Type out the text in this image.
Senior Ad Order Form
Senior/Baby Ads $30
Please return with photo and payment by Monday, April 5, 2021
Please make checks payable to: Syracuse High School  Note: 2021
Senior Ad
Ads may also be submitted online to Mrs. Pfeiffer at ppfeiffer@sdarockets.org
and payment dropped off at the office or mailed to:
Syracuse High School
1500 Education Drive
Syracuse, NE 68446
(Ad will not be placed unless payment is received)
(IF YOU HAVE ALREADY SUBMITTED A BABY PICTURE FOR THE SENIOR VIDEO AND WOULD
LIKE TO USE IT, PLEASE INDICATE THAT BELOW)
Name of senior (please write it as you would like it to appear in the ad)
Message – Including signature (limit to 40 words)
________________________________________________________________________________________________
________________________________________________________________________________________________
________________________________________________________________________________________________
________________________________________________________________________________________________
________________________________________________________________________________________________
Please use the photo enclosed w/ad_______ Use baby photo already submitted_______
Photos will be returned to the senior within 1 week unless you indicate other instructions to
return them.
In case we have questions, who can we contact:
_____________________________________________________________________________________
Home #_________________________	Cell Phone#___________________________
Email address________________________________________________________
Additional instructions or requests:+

—————

* [EXERCISE]: Where a line of the data holds "payment", show that line.

* [OUTPUT FOR THIS EXERCISE]:
Please return with photo and payment by Monday, April 5, 2021
and payment dropped off at the office or mailed to:
(Ad will not be placed unless payment is received)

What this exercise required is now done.